#### Task instructions
The records below are to be repeated in full, exactly as they are.

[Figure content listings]
● ● ●
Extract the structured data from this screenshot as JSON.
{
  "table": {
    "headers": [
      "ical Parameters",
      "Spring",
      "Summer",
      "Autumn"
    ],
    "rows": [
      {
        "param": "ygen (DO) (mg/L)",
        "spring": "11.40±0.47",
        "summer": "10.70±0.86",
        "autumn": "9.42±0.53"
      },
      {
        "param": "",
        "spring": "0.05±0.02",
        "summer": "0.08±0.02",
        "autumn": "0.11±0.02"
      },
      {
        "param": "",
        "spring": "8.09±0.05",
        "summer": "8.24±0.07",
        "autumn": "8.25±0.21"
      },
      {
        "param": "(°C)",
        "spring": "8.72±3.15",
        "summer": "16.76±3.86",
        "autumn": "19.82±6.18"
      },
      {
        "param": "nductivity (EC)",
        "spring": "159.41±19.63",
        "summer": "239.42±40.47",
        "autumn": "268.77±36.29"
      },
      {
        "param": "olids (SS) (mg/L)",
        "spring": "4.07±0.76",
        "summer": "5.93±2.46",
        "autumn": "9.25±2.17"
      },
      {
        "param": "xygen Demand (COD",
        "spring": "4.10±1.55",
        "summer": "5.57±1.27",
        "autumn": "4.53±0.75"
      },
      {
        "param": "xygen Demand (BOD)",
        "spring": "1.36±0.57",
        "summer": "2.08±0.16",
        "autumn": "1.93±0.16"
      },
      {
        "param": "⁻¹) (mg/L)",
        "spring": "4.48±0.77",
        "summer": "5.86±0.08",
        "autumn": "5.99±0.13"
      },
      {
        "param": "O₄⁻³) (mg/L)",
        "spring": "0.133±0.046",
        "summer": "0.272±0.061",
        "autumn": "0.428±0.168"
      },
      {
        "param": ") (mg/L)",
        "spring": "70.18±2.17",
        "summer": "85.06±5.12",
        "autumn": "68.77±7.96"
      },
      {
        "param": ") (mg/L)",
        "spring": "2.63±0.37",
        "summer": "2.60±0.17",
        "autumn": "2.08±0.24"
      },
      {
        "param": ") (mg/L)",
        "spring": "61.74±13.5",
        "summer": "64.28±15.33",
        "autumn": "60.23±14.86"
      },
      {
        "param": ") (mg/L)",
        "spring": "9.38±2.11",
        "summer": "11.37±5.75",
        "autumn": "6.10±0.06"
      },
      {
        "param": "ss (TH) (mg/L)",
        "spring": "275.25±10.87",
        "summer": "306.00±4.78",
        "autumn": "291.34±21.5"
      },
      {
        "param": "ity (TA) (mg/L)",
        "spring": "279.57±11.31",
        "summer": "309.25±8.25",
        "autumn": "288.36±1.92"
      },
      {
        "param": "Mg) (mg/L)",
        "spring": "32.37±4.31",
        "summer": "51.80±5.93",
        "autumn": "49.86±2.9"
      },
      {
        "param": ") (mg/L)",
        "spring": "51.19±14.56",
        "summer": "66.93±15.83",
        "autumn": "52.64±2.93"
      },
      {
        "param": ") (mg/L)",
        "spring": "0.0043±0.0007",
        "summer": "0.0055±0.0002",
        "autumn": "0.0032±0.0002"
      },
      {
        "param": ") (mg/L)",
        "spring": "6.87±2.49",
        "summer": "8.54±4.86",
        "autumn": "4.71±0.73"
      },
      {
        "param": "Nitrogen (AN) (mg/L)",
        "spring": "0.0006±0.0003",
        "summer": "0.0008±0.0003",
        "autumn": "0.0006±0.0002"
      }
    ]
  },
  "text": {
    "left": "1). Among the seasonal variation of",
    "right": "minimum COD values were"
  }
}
● ● ●
#### Full answer
Extract the structured data from this screenshot as JSON.
{
  "table": {
    "headers": [
      "ical Parameters",
      "Spring",
      "Summer",
      "Autumn"
    ],
    "rows": [
      {
        "param": "ygen (DO) (mg/L)",
        "spring": "11.40±0.47",
        "summer": "10.70±0.86",
        "autumn": "9.42±0.53"
      },
      {
        "param": "",
        "spring": "0.05±0.02",
        "summer": "0.08±0.02",
        "autumn": "0.11±0.02"
      },
      {
        "param": "",
        "spring": "8.09±0.05",
        "summer": "8.24±0.07",
        "autumn": "8.25±0.21"
      },
      {
        "param": "(°C)",
        "spring": "8.72±3.15",
        "summer": "16.76±3.86",
        "autumn": "19.82±6.18"
      },
      {
        "param": "nductivity (EC)",
        "spring": "159.41±19.63",
        "summer": "239.42±40.47",
        "autumn": "268.77±36.29"
      },
      {
        "param": "olids (SS) (mg/L)",
        "spring": "4.07±0.76",
        "summer": "5.93±2.46",
        "autumn": "9.25±2.17"
      },
      {
        "param": "xygen Demand (COD",
        "spring": "4.10±1.55",
        "summer": "5.57±1.27",
        "autumn": "4.53±0.75"
      },
      {
        "param": "xygen Demand (BOD)",
        "spring": "1.36±0.57",
        "summer": "2.08±0.16",
        "autumn": "1.93±0.16"
      },
      {
        "param": "⁻¹) (mg/L)",
        "spring": "4.48±0.77",
        "summer": "5.86±0.08",
        "autumn": "5.99±0.13"
      },
      {
        "param": "O₄⁻³) (mg/L)",
        "spring": "0.133±0.046",
        "summer": "0.272±0.061",
        "autumn": "0.428±0.168"
      },
      {
        "param": ") (mg/L)",
        "spring": "70.18±2.17",
        "summer": "85.06±5.12",
        "autumn": "68.77±7.96"
      },
      {
        "param": ") (mg/L)",
        "spring": "2.63±0.37",
        "summer": "2.60±0.17",
        "autumn": "2.08±0.24"
      },
      {
        "param": ") (mg/L)",
        "spring": "61.74±13.5",
        "summer": "64.28±15.33",
        "autumn": "60.23±14.86"
      },
      {
        "param": ") (mg/L)",
        "spring": "9.38±2.11",
        "summer": "11.37±5.75",
        "autumn": "6.10±0.06"
      },
      {
        "param": "ss (TH) (mg/L)",
        "spring": "275.25±10.87",
        "summer": "306.00±4.78",
        "autumn": "291.34±21.5"
      },
      {
        "param": "ity (TA) (mg/L)",
        "spring": "279.57±11.31",
        "summer": "309.25±8.25",
        "autumn": "288.36±1.92"
      },
      {
        "param": "Mg) (mg/L)",
        "spring": "32.37±4.31",
        "summer": "51.80±5.93",
        "autumn": "49.86±2.9"
      },
      {
        "param": ") (mg/L)",
        "spring": "51.19±14.56",
        "summer": "66.93±15.83",
        "autumn": "52.64±2.93"
      },
      {
        "param": ") (mg/L)",
        "spring": "0.0043±0.0007",
        "summer": "0.0055±0.0002",
        "autumn": "0.0032±0.0002"
      },
      {
        "param": ") (mg/L)",
        "spring": "6.87±2.49",
        "summer": "8.54±4.86",
        "autumn": "4.71±0.73"
      },
      {
        "param": "Nitrogen (AN) (mg/L)",
        "spring": "0.0006±0.0003",
        "summer": "0.0008±0.0003",
        "autumn": "0.0006±0.0002"
      }
    ]
  },
  "text": {
    "left": "1). Among the seasonal variation of",
    "right": "minimum COD values were"
  }
}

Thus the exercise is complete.